→ **Information shown**:
● ● ●

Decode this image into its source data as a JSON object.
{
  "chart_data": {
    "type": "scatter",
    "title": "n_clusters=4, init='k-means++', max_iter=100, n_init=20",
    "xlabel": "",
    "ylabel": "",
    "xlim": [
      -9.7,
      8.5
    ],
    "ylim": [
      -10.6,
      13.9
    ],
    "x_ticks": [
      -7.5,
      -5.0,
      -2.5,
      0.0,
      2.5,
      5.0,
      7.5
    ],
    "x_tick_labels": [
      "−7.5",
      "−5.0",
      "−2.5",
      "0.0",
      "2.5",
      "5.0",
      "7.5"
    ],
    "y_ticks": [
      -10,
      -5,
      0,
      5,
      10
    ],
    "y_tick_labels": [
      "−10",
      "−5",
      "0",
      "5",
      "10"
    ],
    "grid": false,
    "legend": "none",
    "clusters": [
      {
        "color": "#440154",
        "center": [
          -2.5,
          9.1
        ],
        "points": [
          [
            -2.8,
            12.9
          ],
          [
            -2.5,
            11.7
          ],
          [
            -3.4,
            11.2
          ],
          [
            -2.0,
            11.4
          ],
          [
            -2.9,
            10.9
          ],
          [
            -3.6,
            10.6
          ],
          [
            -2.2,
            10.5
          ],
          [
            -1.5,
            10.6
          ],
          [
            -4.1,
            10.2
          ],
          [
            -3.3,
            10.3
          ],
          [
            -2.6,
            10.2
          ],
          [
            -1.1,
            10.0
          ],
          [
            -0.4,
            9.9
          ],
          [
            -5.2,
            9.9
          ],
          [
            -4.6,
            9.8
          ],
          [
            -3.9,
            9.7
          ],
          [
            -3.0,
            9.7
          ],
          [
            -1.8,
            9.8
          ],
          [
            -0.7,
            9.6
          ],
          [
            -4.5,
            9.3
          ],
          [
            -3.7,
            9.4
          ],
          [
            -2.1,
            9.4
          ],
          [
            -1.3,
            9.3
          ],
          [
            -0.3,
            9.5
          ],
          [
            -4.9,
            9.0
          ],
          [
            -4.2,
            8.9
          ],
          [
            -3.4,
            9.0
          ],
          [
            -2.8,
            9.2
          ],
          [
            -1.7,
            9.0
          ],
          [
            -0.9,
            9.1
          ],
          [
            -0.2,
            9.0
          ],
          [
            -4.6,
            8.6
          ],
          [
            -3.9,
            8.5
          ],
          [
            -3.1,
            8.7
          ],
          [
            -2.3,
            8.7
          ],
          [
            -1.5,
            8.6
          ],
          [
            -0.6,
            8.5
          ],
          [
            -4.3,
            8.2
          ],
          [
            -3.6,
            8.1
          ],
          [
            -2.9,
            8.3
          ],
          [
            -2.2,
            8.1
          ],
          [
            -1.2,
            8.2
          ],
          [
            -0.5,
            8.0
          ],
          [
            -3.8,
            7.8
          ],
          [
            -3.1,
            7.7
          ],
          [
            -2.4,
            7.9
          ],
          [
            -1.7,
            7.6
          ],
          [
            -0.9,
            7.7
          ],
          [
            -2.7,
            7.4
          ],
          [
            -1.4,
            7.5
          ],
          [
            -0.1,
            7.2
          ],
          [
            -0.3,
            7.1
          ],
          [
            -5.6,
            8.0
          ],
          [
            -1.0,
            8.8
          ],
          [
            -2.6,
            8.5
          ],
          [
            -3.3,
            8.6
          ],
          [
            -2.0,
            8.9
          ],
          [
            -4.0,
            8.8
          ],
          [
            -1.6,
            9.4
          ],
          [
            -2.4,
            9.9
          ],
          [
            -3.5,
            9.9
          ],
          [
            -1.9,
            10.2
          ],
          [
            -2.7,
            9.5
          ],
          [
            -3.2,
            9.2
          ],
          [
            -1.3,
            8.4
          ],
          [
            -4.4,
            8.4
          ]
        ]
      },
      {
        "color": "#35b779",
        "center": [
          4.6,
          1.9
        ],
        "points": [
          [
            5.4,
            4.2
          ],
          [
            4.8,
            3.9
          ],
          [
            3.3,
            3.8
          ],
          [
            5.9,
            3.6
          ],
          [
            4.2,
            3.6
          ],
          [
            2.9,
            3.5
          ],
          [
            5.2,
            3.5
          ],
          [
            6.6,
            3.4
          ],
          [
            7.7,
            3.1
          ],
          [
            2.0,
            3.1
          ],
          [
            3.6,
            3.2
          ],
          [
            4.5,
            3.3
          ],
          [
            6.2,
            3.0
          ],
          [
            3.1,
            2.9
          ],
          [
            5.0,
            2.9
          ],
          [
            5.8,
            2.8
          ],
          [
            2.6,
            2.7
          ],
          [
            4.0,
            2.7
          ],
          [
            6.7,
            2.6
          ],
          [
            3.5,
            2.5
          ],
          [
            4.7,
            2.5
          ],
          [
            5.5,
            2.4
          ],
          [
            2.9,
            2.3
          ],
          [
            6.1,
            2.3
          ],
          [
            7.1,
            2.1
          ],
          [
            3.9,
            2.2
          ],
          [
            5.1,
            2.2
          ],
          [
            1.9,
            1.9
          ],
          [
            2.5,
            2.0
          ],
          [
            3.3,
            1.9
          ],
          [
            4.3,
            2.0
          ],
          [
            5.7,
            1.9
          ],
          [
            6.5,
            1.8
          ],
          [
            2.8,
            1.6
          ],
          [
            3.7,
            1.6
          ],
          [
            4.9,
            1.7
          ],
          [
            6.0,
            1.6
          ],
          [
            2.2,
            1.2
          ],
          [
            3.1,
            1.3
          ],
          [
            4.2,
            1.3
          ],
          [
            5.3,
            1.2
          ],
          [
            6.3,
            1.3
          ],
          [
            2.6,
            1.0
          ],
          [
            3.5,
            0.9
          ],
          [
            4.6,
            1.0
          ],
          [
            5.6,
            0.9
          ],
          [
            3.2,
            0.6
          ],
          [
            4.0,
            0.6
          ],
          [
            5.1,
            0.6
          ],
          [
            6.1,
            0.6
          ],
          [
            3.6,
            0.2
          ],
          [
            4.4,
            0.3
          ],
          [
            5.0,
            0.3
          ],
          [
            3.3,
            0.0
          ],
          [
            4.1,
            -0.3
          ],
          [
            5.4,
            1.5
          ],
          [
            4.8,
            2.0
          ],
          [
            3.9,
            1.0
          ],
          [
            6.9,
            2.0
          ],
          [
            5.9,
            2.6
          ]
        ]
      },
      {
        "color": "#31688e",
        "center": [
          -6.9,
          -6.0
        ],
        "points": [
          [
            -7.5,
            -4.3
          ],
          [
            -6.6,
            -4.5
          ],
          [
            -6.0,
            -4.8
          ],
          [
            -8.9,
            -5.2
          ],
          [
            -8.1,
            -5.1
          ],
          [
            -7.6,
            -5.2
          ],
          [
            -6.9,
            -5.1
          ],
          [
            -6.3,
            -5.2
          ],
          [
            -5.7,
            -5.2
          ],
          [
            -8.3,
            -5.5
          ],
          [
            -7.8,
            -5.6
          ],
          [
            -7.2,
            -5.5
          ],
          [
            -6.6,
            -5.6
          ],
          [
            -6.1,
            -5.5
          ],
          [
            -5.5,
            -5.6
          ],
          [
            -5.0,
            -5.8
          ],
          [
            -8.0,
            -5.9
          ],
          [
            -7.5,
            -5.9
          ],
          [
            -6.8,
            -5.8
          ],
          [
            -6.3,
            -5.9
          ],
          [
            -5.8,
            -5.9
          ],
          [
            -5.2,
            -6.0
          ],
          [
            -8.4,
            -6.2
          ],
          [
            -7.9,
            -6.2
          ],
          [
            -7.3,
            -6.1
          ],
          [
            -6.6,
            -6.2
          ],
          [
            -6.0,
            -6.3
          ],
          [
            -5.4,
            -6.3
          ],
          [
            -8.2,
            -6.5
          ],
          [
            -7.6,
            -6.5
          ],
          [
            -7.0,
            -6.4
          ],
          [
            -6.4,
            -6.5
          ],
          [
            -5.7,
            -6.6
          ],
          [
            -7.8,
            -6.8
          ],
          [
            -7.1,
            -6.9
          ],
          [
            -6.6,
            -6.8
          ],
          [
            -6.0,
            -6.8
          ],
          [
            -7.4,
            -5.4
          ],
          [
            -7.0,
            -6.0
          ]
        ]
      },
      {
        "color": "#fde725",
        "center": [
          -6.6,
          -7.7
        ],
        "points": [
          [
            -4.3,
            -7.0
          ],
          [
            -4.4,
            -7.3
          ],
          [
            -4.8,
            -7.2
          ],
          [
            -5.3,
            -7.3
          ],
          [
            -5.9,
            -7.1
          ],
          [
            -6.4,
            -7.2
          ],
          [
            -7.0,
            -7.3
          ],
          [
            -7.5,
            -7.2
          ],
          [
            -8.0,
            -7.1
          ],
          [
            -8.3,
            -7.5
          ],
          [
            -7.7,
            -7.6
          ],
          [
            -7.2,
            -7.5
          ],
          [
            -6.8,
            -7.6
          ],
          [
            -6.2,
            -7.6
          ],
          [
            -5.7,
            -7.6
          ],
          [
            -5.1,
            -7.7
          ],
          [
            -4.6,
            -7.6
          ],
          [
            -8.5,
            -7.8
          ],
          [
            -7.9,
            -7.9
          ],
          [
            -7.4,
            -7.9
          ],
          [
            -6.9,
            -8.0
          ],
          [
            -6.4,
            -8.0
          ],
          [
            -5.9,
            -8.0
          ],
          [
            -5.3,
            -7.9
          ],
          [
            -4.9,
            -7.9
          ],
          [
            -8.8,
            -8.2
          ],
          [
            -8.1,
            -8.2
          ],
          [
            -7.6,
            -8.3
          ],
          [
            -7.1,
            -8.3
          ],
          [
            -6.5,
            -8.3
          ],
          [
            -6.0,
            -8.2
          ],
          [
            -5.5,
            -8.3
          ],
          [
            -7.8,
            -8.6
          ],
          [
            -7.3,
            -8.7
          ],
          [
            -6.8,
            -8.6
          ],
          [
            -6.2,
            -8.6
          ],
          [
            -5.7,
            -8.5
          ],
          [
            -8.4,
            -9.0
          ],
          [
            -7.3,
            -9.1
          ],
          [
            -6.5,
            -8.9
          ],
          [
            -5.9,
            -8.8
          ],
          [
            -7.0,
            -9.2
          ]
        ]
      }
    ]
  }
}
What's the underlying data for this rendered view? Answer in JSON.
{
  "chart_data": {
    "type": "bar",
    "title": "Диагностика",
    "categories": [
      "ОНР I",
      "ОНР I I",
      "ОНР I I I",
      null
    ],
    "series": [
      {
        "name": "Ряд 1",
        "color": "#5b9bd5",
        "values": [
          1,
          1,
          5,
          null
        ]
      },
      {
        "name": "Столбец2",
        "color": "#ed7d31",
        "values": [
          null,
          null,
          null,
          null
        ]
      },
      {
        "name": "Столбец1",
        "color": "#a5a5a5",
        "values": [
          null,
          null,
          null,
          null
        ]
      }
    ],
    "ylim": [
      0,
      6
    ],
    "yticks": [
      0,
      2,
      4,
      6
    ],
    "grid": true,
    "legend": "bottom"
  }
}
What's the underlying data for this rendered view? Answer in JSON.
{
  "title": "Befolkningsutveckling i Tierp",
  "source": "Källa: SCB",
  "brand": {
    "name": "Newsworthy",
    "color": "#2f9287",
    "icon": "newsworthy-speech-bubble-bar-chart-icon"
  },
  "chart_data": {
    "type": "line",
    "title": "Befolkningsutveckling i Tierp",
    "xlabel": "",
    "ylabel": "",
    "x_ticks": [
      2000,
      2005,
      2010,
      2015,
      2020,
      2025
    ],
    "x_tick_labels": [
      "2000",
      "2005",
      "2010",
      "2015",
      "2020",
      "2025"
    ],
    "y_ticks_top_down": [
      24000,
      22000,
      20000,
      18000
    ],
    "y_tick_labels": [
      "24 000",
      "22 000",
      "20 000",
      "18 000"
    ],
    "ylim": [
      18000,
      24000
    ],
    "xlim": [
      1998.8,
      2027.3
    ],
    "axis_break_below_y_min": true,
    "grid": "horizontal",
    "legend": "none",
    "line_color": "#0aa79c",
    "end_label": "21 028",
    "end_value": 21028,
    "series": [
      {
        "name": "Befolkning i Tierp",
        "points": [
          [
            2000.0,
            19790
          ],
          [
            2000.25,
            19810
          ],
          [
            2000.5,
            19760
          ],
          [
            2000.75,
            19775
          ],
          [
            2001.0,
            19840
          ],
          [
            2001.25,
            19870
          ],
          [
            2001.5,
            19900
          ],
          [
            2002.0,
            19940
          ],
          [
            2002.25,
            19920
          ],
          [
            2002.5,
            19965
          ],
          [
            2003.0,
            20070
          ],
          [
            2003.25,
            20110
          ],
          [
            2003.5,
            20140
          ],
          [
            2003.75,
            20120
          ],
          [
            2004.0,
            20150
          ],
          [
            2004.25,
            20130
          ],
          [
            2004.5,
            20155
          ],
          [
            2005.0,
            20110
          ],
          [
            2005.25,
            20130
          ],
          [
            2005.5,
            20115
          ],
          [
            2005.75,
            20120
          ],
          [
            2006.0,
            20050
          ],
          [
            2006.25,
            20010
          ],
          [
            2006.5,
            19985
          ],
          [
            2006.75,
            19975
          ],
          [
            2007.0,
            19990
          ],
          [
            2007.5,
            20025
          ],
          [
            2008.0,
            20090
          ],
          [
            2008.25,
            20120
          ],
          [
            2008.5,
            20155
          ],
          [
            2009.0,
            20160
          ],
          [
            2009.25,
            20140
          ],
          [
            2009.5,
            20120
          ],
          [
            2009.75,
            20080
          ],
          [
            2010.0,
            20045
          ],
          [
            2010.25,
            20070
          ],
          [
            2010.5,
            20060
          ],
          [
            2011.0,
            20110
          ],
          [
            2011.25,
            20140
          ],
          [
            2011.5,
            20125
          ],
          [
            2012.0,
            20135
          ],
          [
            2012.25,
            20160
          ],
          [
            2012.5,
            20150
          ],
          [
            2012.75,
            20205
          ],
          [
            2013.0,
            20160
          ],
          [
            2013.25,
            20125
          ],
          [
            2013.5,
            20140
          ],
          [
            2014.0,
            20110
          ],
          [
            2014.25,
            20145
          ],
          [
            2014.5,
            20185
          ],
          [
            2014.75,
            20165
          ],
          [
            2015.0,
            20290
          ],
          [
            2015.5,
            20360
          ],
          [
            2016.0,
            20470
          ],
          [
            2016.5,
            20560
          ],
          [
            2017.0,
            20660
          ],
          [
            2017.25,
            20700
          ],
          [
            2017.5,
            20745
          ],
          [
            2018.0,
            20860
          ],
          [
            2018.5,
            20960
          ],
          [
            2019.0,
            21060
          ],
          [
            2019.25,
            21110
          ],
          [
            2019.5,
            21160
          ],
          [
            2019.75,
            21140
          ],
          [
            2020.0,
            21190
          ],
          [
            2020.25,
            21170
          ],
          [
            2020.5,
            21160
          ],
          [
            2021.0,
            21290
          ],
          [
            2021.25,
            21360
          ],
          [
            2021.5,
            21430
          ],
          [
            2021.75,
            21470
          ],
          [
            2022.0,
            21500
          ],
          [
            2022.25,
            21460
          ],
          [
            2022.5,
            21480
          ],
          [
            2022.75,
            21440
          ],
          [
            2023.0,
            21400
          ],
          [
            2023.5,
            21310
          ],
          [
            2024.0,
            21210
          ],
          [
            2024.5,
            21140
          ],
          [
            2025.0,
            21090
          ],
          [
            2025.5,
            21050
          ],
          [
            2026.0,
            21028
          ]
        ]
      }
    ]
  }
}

● ● ●

→ **Required work**: Pull out all lines containing "source".

→ **Complete response**:
Decode this image into its source data as a JSON object.
  "source": "Källa: SCB",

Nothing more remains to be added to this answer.